Challenge:
Repeat every line of the listing below exactly, minus the pictures.

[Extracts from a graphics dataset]
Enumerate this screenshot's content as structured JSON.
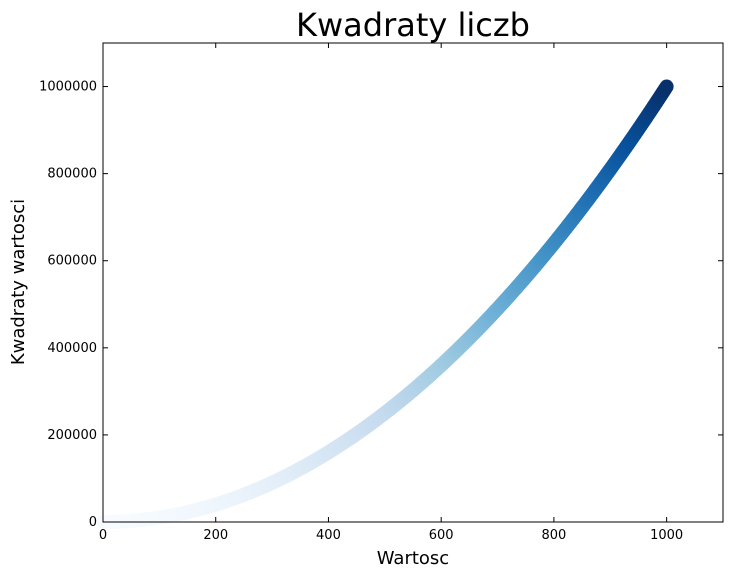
{
  "chart_data": {
    "type": "scatter",
    "title": "Kwadraty liczb",
    "xlabel": "Wartosc",
    "ylabel": "Kwadraty wartosci",
    "xlim": [
      0,
      1100
    ],
    "ylim": [
      0,
      1100000
    ],
    "x_ticks": [
      0,
      200,
      400,
      600,
      800,
      1000
    ],
    "y_ticks": [
      0,
      200000,
      400000,
      600000,
      800000,
      1000000
    ],
    "x_tick_labels": [
      "0",
      "200",
      "400",
      "600",
      "800",
      "1000"
    ],
    "y_tick_labels": [
      "0",
      "200000",
      "400000",
      "600000",
      "800000",
      "1000000"
    ],
    "series": {
      "x_start": 1,
      "x_end": 1000,
      "x_step": 1,
      "y_formula": "x^2",
      "colormap": "Blues",
      "colormap_stops": [
        "#f7fbff",
        "#deebf7",
        "#c6dbef",
        "#9ecae1",
        "#6baed6",
        "#4292c6",
        "#2171b5",
        "#08519c",
        "#08306b"
      ]
    },
    "grid": false
  }
}
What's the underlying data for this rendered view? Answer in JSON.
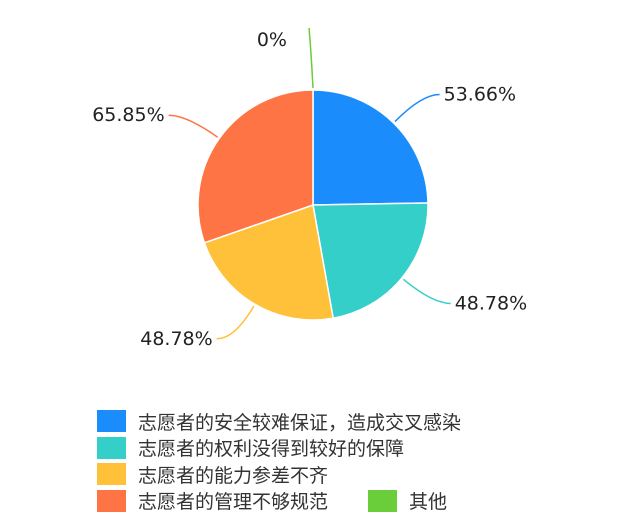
{
  "chart_data": {
    "type": "pie",
    "categories": [
      "志愿者的安全较难保证，造成交叉感染",
      "志愿者的权利没得到较好的保障",
      "志愿者的能力参差不齐",
      "志愿者的管理不够规范",
      "其他"
    ],
    "values": [
      53.66,
      48.78,
      48.78,
      65.85,
      0
    ],
    "labels": [
      "53.66%",
      "48.78%",
      "48.78%",
      "65.85%",
      "0%"
    ],
    "colors": [
      "#1a8cfb",
      "#35cfc9",
      "#ffc13a",
      "#ff7444",
      "#6acd3a"
    ],
    "legend_position": "bottom"
  }
}
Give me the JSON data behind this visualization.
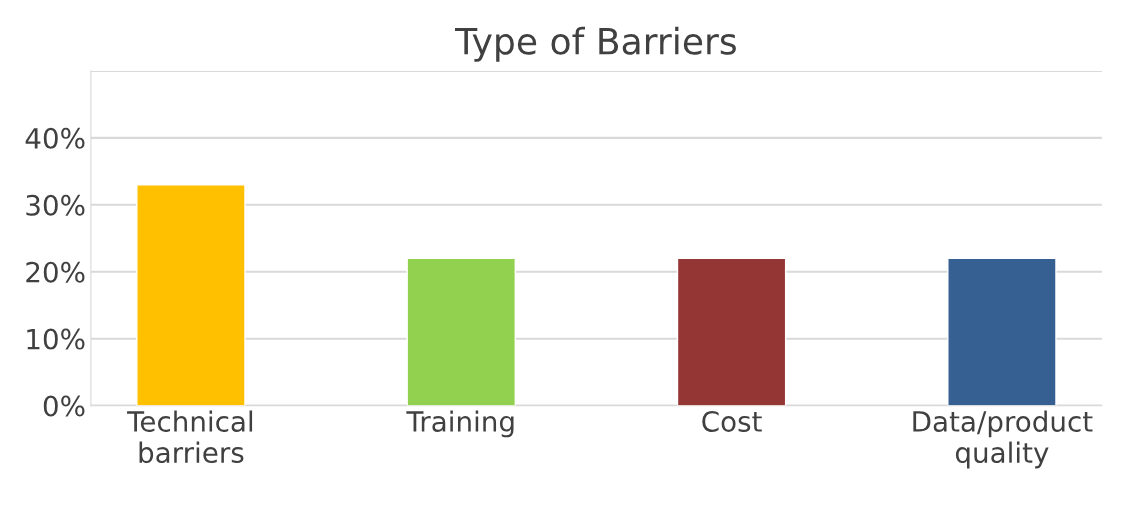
{
  "chart_data": {
    "type": "bar",
    "title": "Type of Barriers",
    "categories": [
      "Technical\nbarriers",
      "Training",
      "Cost",
      "Data/product\nquality"
    ],
    "values": [
      33,
      22,
      22,
      22
    ],
    "colors": [
      "#ffc000",
      "#92d050",
      "#943634",
      "#366092"
    ],
    "ylim": [
      0,
      50
    ],
    "yticks": [
      {
        "value": 0,
        "label": "0%"
      },
      {
        "value": 10,
        "label": "10%"
      },
      {
        "value": 20,
        "label": "20%"
      },
      {
        "value": 30,
        "label": "30%"
      },
      {
        "value": 40,
        "label": "40%"
      },
      {
        "value": 50,
        "label": null
      }
    ],
    "grid": "y"
  }
}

Correct answer:
Enumerate this screenshot's content as structured JSON.
{
  "chart_data": {
    "type": "scatter",
    "title": "Kwadraty liczb",
    "xlabel": "Wartosc",
    "ylabel": "Kwadraty wartosci",
    "xlim": [
      0,
      1100
    ],
    "ylim": [
      0,
      1100000
    ],
    "x_ticks": [
      0,
      200,
      400,
      600,
      800,
      1000
    ],
    "y_ticks": [
      0,
      200000,
      400000,
      600000,
      800000,
      1000000
    ],
    "x_tick_labels": [
      "0",
      "200",
      "400",
      "600",
      "800",
      "1000"
    ],
    "y_tick_labels": [
      "0",
      "200000",
      "400000",
      "600000",
      "800000",
      "1000000"
    ],
    "series": {
      "x_start": 1,
      "x_end": 1000,
      "x_step": 1,
      "y_formula": "x^2",
      "colormap": "Blues",
      "colormap_stops": [
        "#f7fbff",
        "#deebf7",
        "#c6dbef",
        "#9ecae1",
        "#6baed6",
        "#4292c6",
        "#2171b5",
        "#08519c",
        "#08306b"
      ]
    },
    "grid": false
  }
}
What's the underlying data for this rendered view? Answer in JSON.
{
  "chart_data": {
    "type": "pie",
    "categories": [
      "志愿者的安全较难保证，造成交叉感染",
      "志愿者的权利没得到较好的保障",
      "志愿者的能力参差不齐",
      "志愿者的管理不够规范",
      "其他"
    ],
    "values": [
      53.66,
      48.78,
      48.78,
      65.85,
      0
    ],
    "labels": [
      "53.66%",
      "48.78%",
      "48.78%",
      "65.85%",
      "0%"
    ],
    "colors": [
      "#1a8cfb",
      "#35cfc9",
      "#ffc13a",
      "#ff7444",
      "#6acd3a"
    ],
    "legend_position": "bottom"
  }
}
Give me the JSON data behind this visualization.
{
  "chart_data": {
    "type": "bar",
    "title": "Type of Barriers",
    "categories": [
      "Technical\nbarriers",
      "Training",
      "Cost",
      "Data/product\nquality"
    ],
    "values": [
      33,
      22,
      22,
      22
    ],
    "colors": [
      "#ffc000",
      "#92d050",
      "#943634",
      "#366092"
    ],
    "ylim": [
      0,
      50
    ],
    "yticks": [
      {
        "value": 0,
        "label": "0%"
      },
      {
        "value": 10,
        "label": "10%"
      },
      {
        "value": 20,
        "label": "20%"
      },
      {
        "value": 30,
        "label": "30%"
      },
      {
        "value": 40,
        "label": "40%"
      },
      {
        "value": 50,
        "label": null
      }
    ],
    "grid": "y"
  }
}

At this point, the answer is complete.